Extracted data entries:
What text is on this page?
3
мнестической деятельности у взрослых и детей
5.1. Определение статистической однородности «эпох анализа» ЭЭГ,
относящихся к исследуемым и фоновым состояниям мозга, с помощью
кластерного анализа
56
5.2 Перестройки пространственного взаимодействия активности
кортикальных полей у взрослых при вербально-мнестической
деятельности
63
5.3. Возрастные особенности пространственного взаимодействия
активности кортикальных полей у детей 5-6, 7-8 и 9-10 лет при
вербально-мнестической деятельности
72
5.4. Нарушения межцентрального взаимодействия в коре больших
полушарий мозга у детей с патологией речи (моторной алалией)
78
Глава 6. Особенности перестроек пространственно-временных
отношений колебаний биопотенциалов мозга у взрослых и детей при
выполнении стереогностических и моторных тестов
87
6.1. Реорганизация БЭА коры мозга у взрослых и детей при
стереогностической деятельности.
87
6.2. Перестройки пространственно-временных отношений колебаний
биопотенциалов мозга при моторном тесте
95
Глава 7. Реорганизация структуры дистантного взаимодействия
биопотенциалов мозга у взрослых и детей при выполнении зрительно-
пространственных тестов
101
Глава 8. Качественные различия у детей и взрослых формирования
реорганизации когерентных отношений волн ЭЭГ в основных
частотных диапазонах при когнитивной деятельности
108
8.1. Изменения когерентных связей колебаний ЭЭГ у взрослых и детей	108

* **Task to carry out**: All of the entries need to be reproduced exactly; please write them out.

* **Exercise answer**:
What text is on this page?
3
мнестической деятельности у взрослых и детей
5.1. Определение статистической однородности «эпох анализа» ЭЭГ,
относящихся к исследуемым и фоновым состояниям мозга, с помощью
кластерного анализа
56
5.2 Перестройки пространственного взаимодействия активности
кортикальных полей у взрослых при вербально-мнестической
деятельности
63
5.3. Возрастные особенности пространственного взаимодействия
активности кортикальных полей у детей 5-6, 7-8 и 9-10 лет при
вербально-мнестической деятельности
72
5.4. Нарушения межцентрального взаимодействия в коре больших
полушарий мозга у детей с патологией речи (моторной алалией)
78
Глава 6. Особенности перестроек пространственно-временных
отношений колебаний биопотенциалов мозга у взрослых и детей при
выполнении стереогностических и моторных тестов
87
6.1. Реорганизация БЭА коры мозга у взрослых и детей при
стереогностической деятельности.
87
6.2. Перестройки пространственно-временных отношений колебаний
биопотенциалов мозга при моторном тесте
95
Глава 7. Реорганизация структуры дистантного взаимодействия
биопотенциалов мозга у взрослых и детей при выполнении зрительно-
пространственных тестов
101
Глава 8. Качественные различия у детей и взрослых формирования
реорганизации когерентных отношений волн ЭЭГ в основных
частотных диапазонах при когнитивной деятельности
108
8.1. Изменения когерентных связей колебаний ЭЭГ у взрослых и детей	108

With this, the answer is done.